* Extracts from a graphics dataset:

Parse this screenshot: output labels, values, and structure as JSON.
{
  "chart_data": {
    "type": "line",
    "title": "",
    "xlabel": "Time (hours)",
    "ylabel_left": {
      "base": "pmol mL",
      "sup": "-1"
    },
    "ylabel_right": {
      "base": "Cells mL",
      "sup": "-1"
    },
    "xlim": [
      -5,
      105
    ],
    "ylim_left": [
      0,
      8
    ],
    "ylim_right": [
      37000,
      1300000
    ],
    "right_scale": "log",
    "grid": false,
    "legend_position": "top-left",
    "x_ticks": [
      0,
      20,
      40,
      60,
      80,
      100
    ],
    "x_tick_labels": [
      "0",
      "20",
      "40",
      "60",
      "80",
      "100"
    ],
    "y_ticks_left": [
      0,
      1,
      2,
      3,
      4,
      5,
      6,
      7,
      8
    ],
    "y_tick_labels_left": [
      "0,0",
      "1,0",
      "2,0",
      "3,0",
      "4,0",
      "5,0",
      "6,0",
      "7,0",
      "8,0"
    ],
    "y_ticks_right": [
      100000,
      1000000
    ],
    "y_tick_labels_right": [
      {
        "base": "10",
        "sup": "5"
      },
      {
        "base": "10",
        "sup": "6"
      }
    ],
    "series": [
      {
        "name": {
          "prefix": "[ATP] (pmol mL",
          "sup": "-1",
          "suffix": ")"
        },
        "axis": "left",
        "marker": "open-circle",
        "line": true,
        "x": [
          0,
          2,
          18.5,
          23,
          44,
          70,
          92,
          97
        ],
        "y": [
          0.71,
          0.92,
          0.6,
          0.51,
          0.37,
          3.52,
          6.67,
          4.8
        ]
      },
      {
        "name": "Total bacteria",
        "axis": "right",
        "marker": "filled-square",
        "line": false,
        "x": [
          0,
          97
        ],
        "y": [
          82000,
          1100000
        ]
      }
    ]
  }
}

* AIM OF THE TASK: Return all of the entries above exactly as they stand.

* ANSWER SECTION:
Parse this screenshot: output labels, values, and structure as JSON.
{
  "chart_data": {
    "type": "line",
    "title": "",
    "xlabel": "Time (hours)",
    "ylabel_left": {
      "base": "pmol mL",
      "sup": "-1"
    },
    "ylabel_right": {
      "base": "Cells mL",
      "sup": "-1"
    },
    "xlim": [
      -5,
      105
    ],
    "ylim_left": [
      0,
      8
    ],
    "ylim_right": [
      37000,
      1300000
    ],
    "right_scale": "log",
    "grid": false,
    "legend_position": "top-left",
    "x_ticks": [
      0,
      20,
      40,
      60,
      80,
      100
    ],
    "x_tick_labels": [
      "0",
      "20",
      "40",
      "60",
      "80",
      "100"
    ],
    "y_ticks_left": [
      0,
      1,
      2,
      3,
      4,
      5,
      6,
      7,
      8
    ],
    "y_tick_labels_left": [
      "0,0",
      "1,0",
      "2,0",
      "3,0",
      "4,0",
      "5,0",
      "6,0",
      "7,0",
      "8,0"
    ],
    "y_ticks_right": [
      100000,
      1000000
    ],
    "y_tick_labels_right": [
      {
        "base": "10",
        "sup": "5"
      },
      {
        "base": "10",
        "sup": "6"
      }
    ],
    "series": [
      {
        "name": {
          "prefix": "[ATP] (pmol mL",
          "sup": "-1",
          "suffix": ")"
        },
        "axis": "left",
        "marker": "open-circle",
        "line": true,
        "x": [
          0,
          2,
          18.5,
          23,
          44,
          70,
          92,
          97
        ],
        "y": [
          0.71,
          0.92,
          0.6,
          0.51,
          0.37,
          3.52,
          6.67,
          4.8
        ]
      },
      {
        "name": "Total bacteria",
        "axis": "right",
        "marker": "filled-square",
        "line": false,
        "x": [
          0,
          97
        ],
        "y": [
          82000,
          1100000
        ]
      }
    ]
  }
}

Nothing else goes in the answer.